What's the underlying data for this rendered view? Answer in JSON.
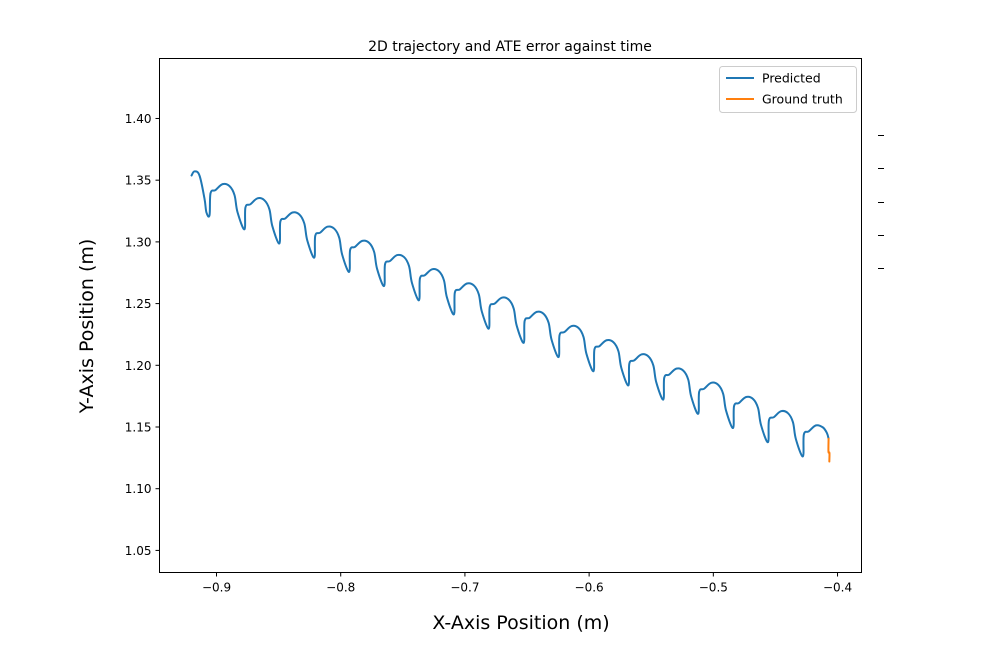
{
  "chart_data": {
    "type": "line",
    "title": "2D trajectory and ATE error against time",
    "xlabel": "X-Axis Position (m)",
    "ylabel": "Y-Axis Position (m)",
    "xlim": [
      -0.9459,
      -0.3807
    ],
    "ylim": [
      1.0321,
      1.4486
    ],
    "grid": false,
    "legend_position": "top-right",
    "xticks": [
      {
        "value": -0.9,
        "label": "−0.9"
      },
      {
        "value": -0.8,
        "label": "−0.8"
      },
      {
        "value": -0.7,
        "label": "−0.7"
      },
      {
        "value": -0.6,
        "label": "−0.6"
      },
      {
        "value": -0.5,
        "label": "−0.5"
      },
      {
        "value": -0.4,
        "label": "−0.4"
      }
    ],
    "yticks": [
      {
        "value": 1.05,
        "label": "1.05"
      },
      {
        "value": 1.1,
        "label": "1.10"
      },
      {
        "value": 1.15,
        "label": "1.15"
      },
      {
        "value": 1.2,
        "label": "1.20"
      },
      {
        "value": 1.25,
        "label": "1.25"
      },
      {
        "value": 1.3,
        "label": "1.30"
      },
      {
        "value": 1.35,
        "label": "1.35"
      },
      {
        "value": 1.4,
        "label": "1.40"
      }
    ],
    "series": [
      {
        "name": "Predicted",
        "color": "#1f77b4",
        "x": [
          -0.9201,
          -0.9177,
          -0.9137,
          -0.9097,
          -0.9081,
          -0.9056,
          -0.9048,
          -0.9008,
          -0.8951,
          -0.8895,
          -0.8855,
          -0.8831,
          -0.8775,
          -0.8767,
          -0.8727,
          -0.867,
          -0.8614,
          -0.8574,
          -0.855,
          -0.8494,
          -0.8486,
          -0.8446,
          -0.8389,
          -0.8333,
          -0.8293,
          -0.8269,
          -0.8213,
          -0.8205,
          -0.8165,
          -0.8108,
          -0.8052,
          -0.8012,
          -0.7988,
          -0.7932,
          -0.7924,
          -0.7884,
          -0.7827,
          -0.7771,
          -0.7731,
          -0.7707,
          -0.7651,
          -0.7643,
          -0.7603,
          -0.7546,
          -0.749,
          -0.745,
          -0.7426,
          -0.737,
          -0.7362,
          -0.7322,
          -0.7265,
          -0.7209,
          -0.7169,
          -0.7145,
          -0.7089,
          -0.7081,
          -0.7041,
          -0.6984,
          -0.6928,
          -0.6888,
          -0.6864,
          -0.6808,
          -0.68,
          -0.676,
          -0.6703,
          -0.6647,
          -0.6607,
          -0.6583,
          -0.6527,
          -0.6519,
          -0.6479,
          -0.6422,
          -0.6366,
          -0.6326,
          -0.6302,
          -0.6246,
          -0.6238,
          -0.6198,
          -0.6141,
          -0.6085,
          -0.6045,
          -0.6021,
          -0.5965,
          -0.5957,
          -0.5917,
          -0.586,
          -0.5804,
          -0.5764,
          -0.574,
          -0.5684,
          -0.5676,
          -0.5636,
          -0.5579,
          -0.5523,
          -0.5483,
          -0.5459,
          -0.5403,
          -0.5395,
          -0.5355,
          -0.5298,
          -0.5242,
          -0.5202,
          -0.5178,
          -0.5122,
          -0.5114,
          -0.5074,
          -0.5017,
          -0.4961,
          -0.4921,
          -0.4897,
          -0.4841,
          -0.4833,
          -0.4793,
          -0.4736,
          -0.468,
          -0.464,
          -0.4616,
          -0.456,
          -0.4552,
          -0.4512,
          -0.4455,
          -0.4399,
          -0.4359,
          -0.4335,
          -0.4279,
          -0.4271,
          -0.4231,
          -0.4174,
          -0.4118,
          -0.4085,
          -0.4072
        ],
        "y": [
          1.3538,
          1.3571,
          1.3538,
          1.3352,
          1.3238,
          1.3217,
          1.3395,
          1.342,
          1.3468,
          1.3452,
          1.3379,
          1.3241,
          1.3102,
          1.328,
          1.3305,
          1.3353,
          1.3337,
          1.3264,
          1.3126,
          1.2987,
          1.3165,
          1.319,
          1.3238,
          1.3222,
          1.3149,
          1.3011,
          1.2872,
          1.305,
          1.3075,
          1.3123,
          1.3107,
          1.3034,
          1.2896,
          1.2757,
          1.2935,
          1.296,
          1.3008,
          1.2992,
          1.2919,
          1.2781,
          1.2642,
          1.282,
          1.2845,
          1.2893,
          1.2877,
          1.2804,
          1.2666,
          1.2527,
          1.2705,
          1.273,
          1.2778,
          1.2762,
          1.2689,
          1.2551,
          1.2412,
          1.259,
          1.2615,
          1.2663,
          1.2647,
          1.2574,
          1.2436,
          1.2297,
          1.2475,
          1.25,
          1.2548,
          1.2532,
          1.2459,
          1.2321,
          1.2182,
          1.236,
          1.2385,
          1.2433,
          1.2417,
          1.2344,
          1.2206,
          1.2067,
          1.2245,
          1.227,
          1.2318,
          1.2302,
          1.2229,
          1.2091,
          1.1952,
          1.213,
          1.2155,
          1.2203,
          1.2187,
          1.2114,
          1.1976,
          1.1837,
          1.2015,
          1.204,
          1.2088,
          1.2072,
          1.1999,
          1.1861,
          1.1722,
          1.19,
          1.1925,
          1.1973,
          1.1957,
          1.1884,
          1.1746,
          1.1607,
          1.1785,
          1.181,
          1.1858,
          1.1842,
          1.1769,
          1.1631,
          1.1492,
          1.167,
          1.1695,
          1.1743,
          1.1727,
          1.1654,
          1.1516,
          1.1377,
          1.1555,
          1.158,
          1.1628,
          1.1612,
          1.1539,
          1.1401,
          1.1262,
          1.144,
          1.1465,
          1.1513,
          1.1497,
          1.145,
          1.1405
        ]
      },
      {
        "name": "Ground truth",
        "color": "#ff7f0e",
        "x": [
          -0.4072,
          -0.4073,
          -0.4065,
          -0.4066
        ],
        "y": [
          1.1405,
          1.13,
          1.129,
          1.122
        ]
      }
    ]
  }
}
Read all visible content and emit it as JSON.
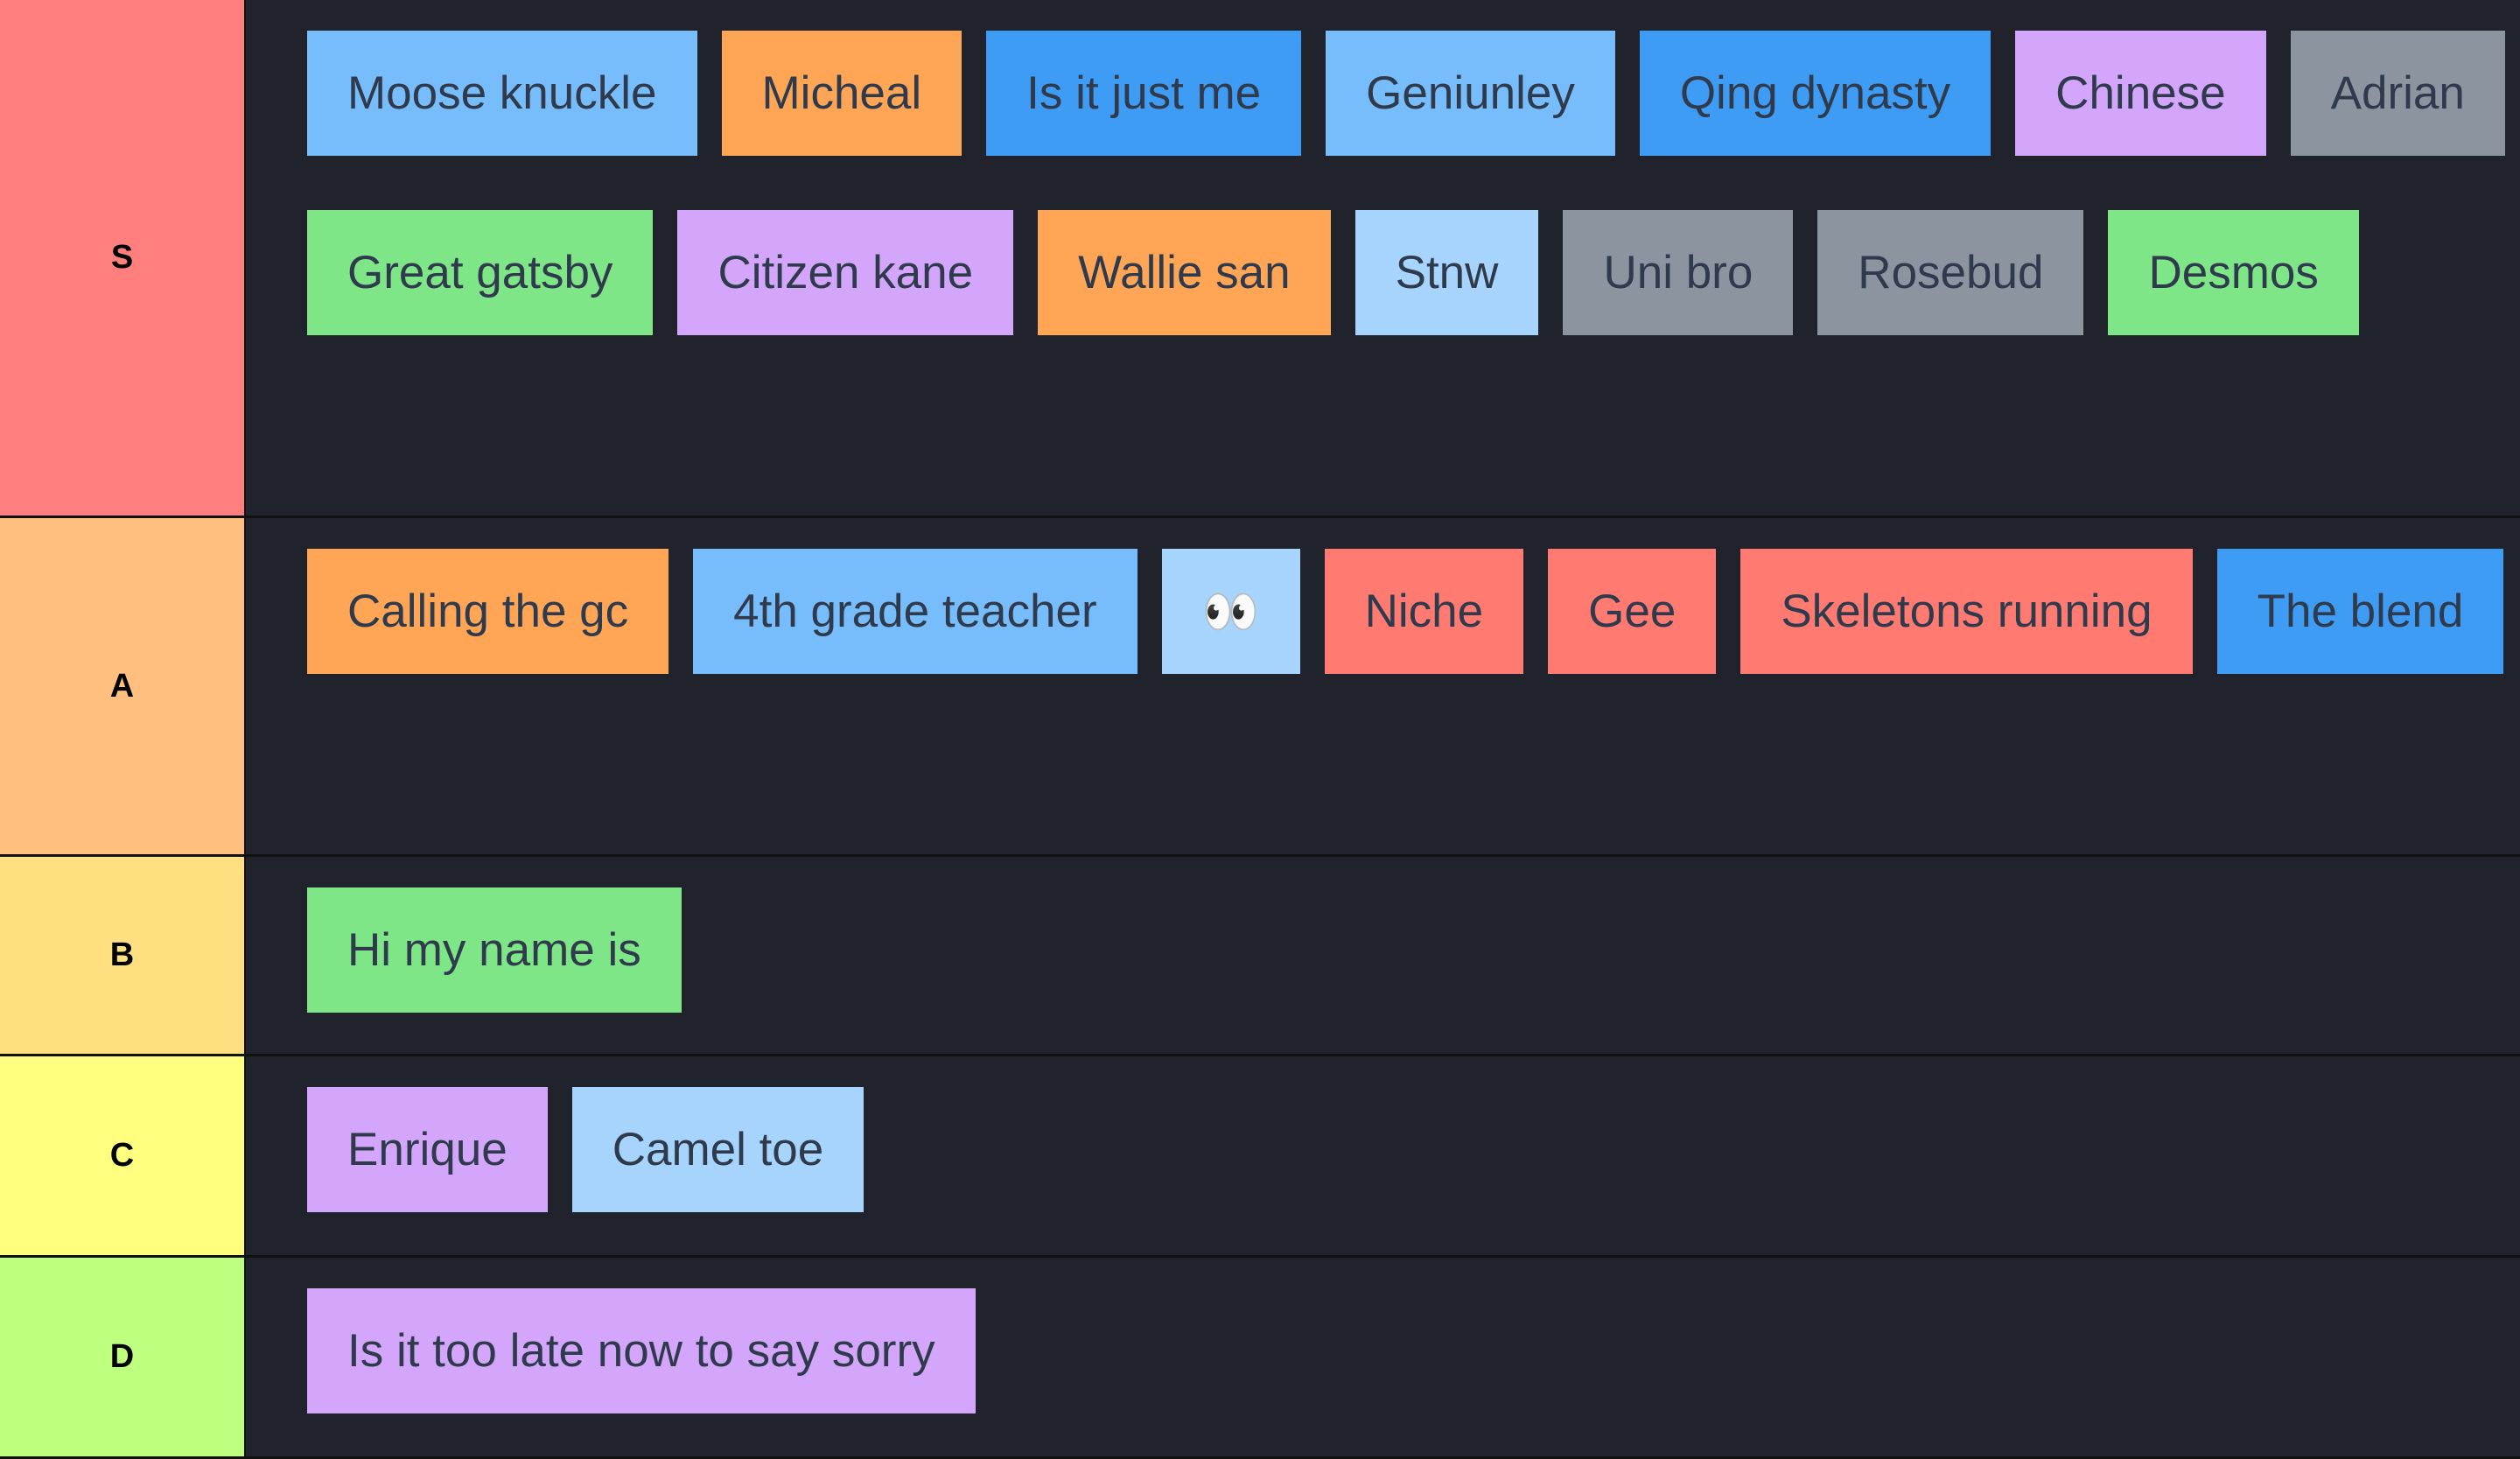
{
  "colors": {
    "background": "#20232b",
    "text": "#2f3b4c"
  },
  "tiers": [
    {
      "label": "S",
      "color": "#ff7f7f",
      "items": [
        {
          "text": "Moose knuckle",
          "color": "#78bdfb"
        },
        {
          "text": "Micheal",
          "color": "#ffa656"
        },
        {
          "text": "Is it just me",
          "color": "#3f9cf5"
        },
        {
          "text": "Geniunley",
          "color": "#78bdfb"
        },
        {
          "text": "Qing dynasty",
          "color": "#3f9cf5"
        },
        {
          "text": "Chinese",
          "color": "#d3a6fb"
        },
        {
          "text": "Adrian",
          "color": "#8b949f"
        },
        {
          "text": "Great gatsby",
          "color": "#7ee686"
        },
        {
          "text": "Citizen kane",
          "color": "#d3a6fb"
        },
        {
          "text": "Wallie san",
          "color": "#ffa656"
        },
        {
          "text": "Stnw",
          "color": "#a6d4fc"
        },
        {
          "text": "Uni bro",
          "color": "#8b949f"
        },
        {
          "text": "Rosebud",
          "color": "#8b949f"
        },
        {
          "text": "Desmos",
          "color": "#7ee686"
        }
      ]
    },
    {
      "label": "A",
      "color": "#ffbf7f",
      "items": [
        {
          "text": "Calling the gc",
          "color": "#ffa656"
        },
        {
          "text": "4th grade teacher",
          "color": "#78bdfb"
        },
        {
          "text": "👀",
          "color": "#a6d4fc"
        },
        {
          "text": "Niche",
          "color": "#ff7b72"
        },
        {
          "text": "Gee",
          "color": "#ff7b72"
        },
        {
          "text": "Skeletons running",
          "color": "#ff7b72"
        },
        {
          "text": "The blend",
          "color": "#3f9cf5"
        }
      ]
    },
    {
      "label": "B",
      "color": "#ffdf7f",
      "items": [
        {
          "text": "Hi my name is",
          "color": "#7ee686"
        }
      ]
    },
    {
      "label": "C",
      "color": "#ffff7f",
      "items": [
        {
          "text": "Enrique",
          "color": "#d3a6fb"
        },
        {
          "text": "Camel toe",
          "color": "#a6d4fc"
        }
      ]
    },
    {
      "label": "D",
      "color": "#bfff7f",
      "items": [
        {
          "text": "Is it too late now to say sorry",
          "color": "#d3a6fb"
        }
      ]
    }
  ]
}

→ **EXERCISE TASK**
Identify which lines contain the word "Axis" and copy each one.

→ **WORKED ANSWER**
    "xlabel": "X-Axis Position (m)",
    "ylabel": "Y-Axis Position (m)",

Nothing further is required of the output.